##### DATASET
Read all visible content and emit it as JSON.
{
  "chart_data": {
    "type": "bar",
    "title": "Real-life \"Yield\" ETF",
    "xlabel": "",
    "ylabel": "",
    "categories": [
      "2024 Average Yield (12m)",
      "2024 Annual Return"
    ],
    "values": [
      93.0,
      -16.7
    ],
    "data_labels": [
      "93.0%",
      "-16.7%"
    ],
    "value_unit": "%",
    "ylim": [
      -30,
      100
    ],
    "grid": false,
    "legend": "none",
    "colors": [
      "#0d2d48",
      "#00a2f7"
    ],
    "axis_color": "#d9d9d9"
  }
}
##########
## PROBLEM REQUIREMENTS
Which lines contain "Yield"? Show each of them.

## EXERCISE RESPONSE
    "title": "Real-life \"Yield\" ETF",
      "2024 Average Yield (12m)",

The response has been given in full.